Set problem:
Write out the full listing exactly as given, minus the images.

Stored rows:
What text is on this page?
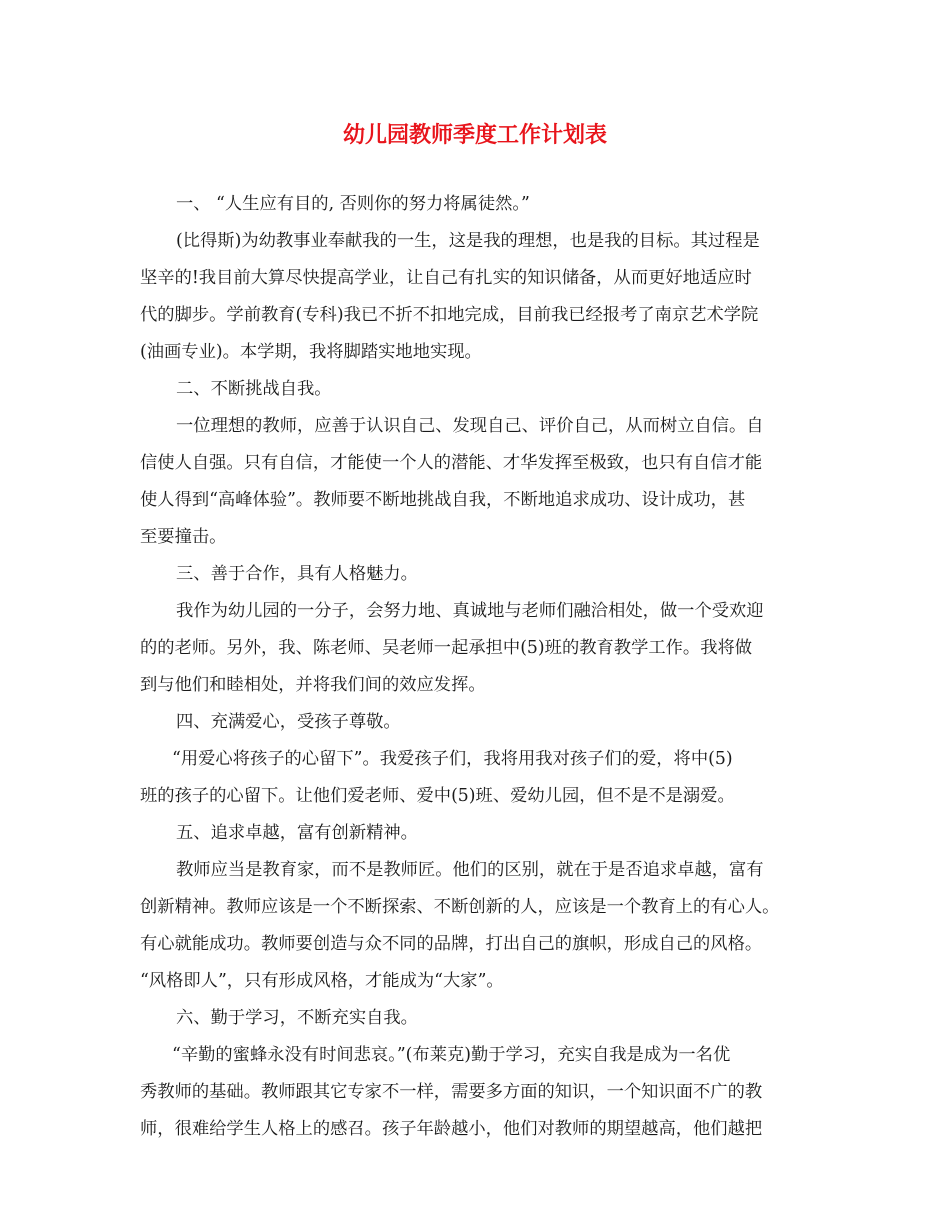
幼儿园教师季度工作计划表

一、 “人生应有目的, 否则你的努力将属徒然。”

(比得斯)为幼教事业奉献我的一生，这是我的理想，也是我的目标。其过程是

坚辛的!我目前大算尽快提高学业，让自己有扎实的知识储备，从而更好地适应时

代的脚步。学前教育(专科)我已不折不扣地完成，目前我已经报考了南京艺术学院

(油画专业)。本学期，我将脚踏实地地实现。

二、不断挑战自我。

一位理想的教师，应善于认识自己、发现自己、评价自己，从而树立自信。自

信使人自强。只有自信，才能使一个人的潜能、才华发挥至极致，也只有自信才能

使人得到“高峰体验”。教师要不断地挑战自我，不断地追求成功、设计成功，甚

至要撞击。

三、善于合作，具有人格魅力。

我作为幼儿园的一分子，会努力地、真诚地与老师们融洽相处，做一个受欢迎

的的老师。另外，我、陈老师、吴老师一起承担中(5)班的教育教学工作。我将做

到与他们和睦相处，并将我们间的效应发挥。

四、充满爱心，受孩子尊敬。

“用爱心将孩子的心留下”。我爱孩子们，我将用我对孩子们的爱，将中(5)

班的孩子的心留下。让他们爱老师、爱中(5)班、爱幼儿园，但不是不是溺爱。

五、追求卓越，富有创新精神。

教师应当是教育家，而不是教师匠。他们的区别，就在于是否追求卓越，富有

创新精神。教师应该是一个不断探索、不断创新的人，应该是一个教育上的有心人。

有心就能成功。教师要创造与众不同的品牌，打出自己的旗帜，形成自己的风格。

“风格即人”，只有形成风格，才能成为“大家”。

六、勤于学习，不断充实自我。

“辛勤的蜜蜂永没有时间悲哀。”(布莱克)勤于学习，充实自我是成为一名优

秀教师的基础。教师跟其它专家不一样，需要多方面的知识，一个知识面不广的教

师，很难给学生人格上的感召。孩子年龄越小，他们对教师的期望越高，他们越把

Solution to this problem:
What text is on this page?
幼儿园教师季度工作计划表

一、 “人生应有目的, 否则你的努力将属徒然。”

(比得斯)为幼教事业奉献我的一生，这是我的理想，也是我的目标。其过程是

坚辛的!我目前大算尽快提高学业，让自己有扎实的知识储备，从而更好地适应时

代的脚步。学前教育(专科)我已不折不扣地完成，目前我已经报考了南京艺术学院

(油画专业)。本学期，我将脚踏实地地实现。

二、不断挑战自我。

一位理想的教师，应善于认识自己、发现自己、评价自己，从而树立自信。自

信使人自强。只有自信，才能使一个人的潜能、才华发挥至极致，也只有自信才能

使人得到“高峰体验”。教师要不断地挑战自我，不断地追求成功、设计成功，甚

至要撞击。

三、善于合作，具有人格魅力。

我作为幼儿园的一分子，会努力地、真诚地与老师们融洽相处，做一个受欢迎

的的老师。另外，我、陈老师、吴老师一起承担中(5)班的教育教学工作。我将做

到与他们和睦相处，并将我们间的效应发挥。

四、充满爱心，受孩子尊敬。

“用爱心将孩子的心留下”。我爱孩子们，我将用我对孩子们的爱，将中(5)

班的孩子的心留下。让他们爱老师、爱中(5)班、爱幼儿园，但不是不是溺爱。

五、追求卓越，富有创新精神。

教师应当是教育家，而不是教师匠。他们的区别，就在于是否追求卓越，富有

创新精神。教师应该是一个不断探索、不断创新的人，应该是一个教育上的有心人。

有心就能成功。教师要创造与众不同的品牌，打出自己的旗帜，形成自己的风格。

“风格即人”，只有形成风格，才能成为“大家”。

六、勤于学习，不断充实自我。

“辛勤的蜜蜂永没有时间悲哀。”(布莱克)勤于学习，充实自我是成为一名优

秀教师的基础。教师跟其它专家不一样，需要多方面的知识，一个知识面不广的教

师，很难给学生人格上的感召。孩子年龄越小，他们对教师的期望越高，他们越把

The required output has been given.